**Working data:**

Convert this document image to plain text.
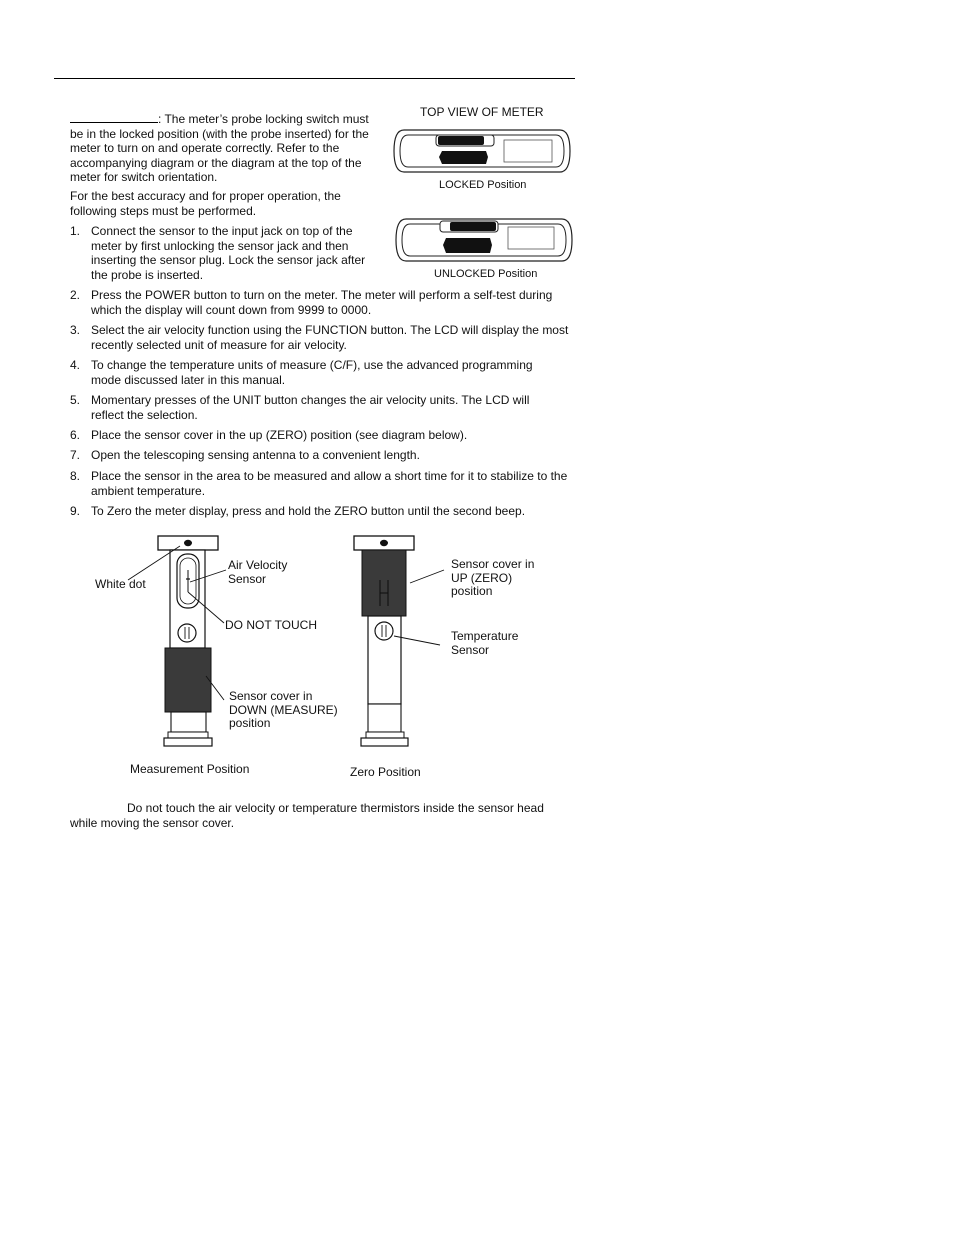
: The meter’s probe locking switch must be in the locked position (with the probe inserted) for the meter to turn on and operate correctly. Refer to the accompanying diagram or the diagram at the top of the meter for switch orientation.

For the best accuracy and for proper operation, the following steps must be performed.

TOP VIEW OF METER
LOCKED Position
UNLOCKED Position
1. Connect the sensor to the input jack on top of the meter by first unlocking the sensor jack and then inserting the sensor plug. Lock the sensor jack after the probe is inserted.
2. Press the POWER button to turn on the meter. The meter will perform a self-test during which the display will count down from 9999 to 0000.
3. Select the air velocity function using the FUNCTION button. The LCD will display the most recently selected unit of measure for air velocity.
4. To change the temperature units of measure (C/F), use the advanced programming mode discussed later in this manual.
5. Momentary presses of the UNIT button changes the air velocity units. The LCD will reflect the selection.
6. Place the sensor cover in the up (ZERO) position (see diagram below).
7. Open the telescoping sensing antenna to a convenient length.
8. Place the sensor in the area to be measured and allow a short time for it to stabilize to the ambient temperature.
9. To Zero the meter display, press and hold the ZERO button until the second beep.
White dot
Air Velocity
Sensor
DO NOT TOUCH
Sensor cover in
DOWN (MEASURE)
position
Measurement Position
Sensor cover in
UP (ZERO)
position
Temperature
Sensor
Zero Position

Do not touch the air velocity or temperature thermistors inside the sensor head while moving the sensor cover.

==

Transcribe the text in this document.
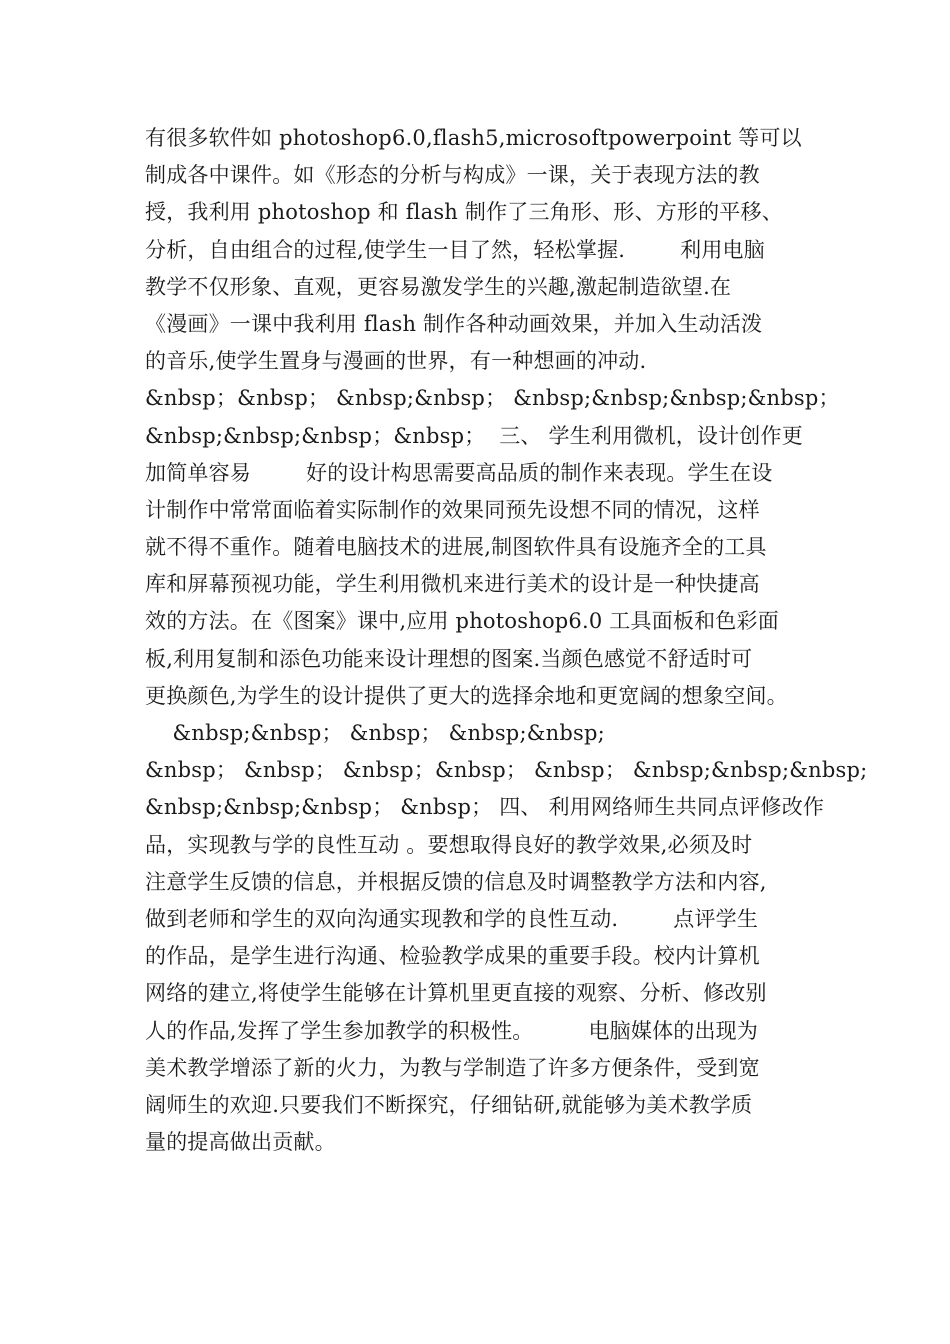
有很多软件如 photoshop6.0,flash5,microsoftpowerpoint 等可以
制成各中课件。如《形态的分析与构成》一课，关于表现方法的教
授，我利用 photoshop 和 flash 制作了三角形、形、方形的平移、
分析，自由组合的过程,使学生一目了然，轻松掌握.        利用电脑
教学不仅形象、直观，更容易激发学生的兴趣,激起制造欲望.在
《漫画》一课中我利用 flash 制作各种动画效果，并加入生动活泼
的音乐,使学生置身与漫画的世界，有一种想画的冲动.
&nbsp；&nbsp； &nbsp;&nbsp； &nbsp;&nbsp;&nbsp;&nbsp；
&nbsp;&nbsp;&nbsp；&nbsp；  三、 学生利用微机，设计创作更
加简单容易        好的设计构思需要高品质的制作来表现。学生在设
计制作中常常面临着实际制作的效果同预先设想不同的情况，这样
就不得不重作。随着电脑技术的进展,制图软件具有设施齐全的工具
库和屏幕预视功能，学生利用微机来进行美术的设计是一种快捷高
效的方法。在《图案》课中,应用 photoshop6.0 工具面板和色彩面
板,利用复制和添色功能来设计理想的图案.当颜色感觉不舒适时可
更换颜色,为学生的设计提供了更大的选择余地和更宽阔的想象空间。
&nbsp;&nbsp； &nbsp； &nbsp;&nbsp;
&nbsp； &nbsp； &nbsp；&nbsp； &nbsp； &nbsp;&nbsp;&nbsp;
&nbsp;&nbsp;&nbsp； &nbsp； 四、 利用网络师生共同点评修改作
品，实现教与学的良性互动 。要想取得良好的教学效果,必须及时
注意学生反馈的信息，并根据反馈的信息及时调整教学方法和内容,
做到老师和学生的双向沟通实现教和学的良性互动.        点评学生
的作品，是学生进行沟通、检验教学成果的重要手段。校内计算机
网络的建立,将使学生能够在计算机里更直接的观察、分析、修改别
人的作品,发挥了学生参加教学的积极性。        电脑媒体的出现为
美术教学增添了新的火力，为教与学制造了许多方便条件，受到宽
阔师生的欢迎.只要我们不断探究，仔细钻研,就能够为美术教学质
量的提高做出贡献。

**Exercise description:** Filter the records down to the lines that contain the string "document", and copy those lines.

**Answer for this exercise:**
Convert this document image to plain text.
Transcribe the text in this document.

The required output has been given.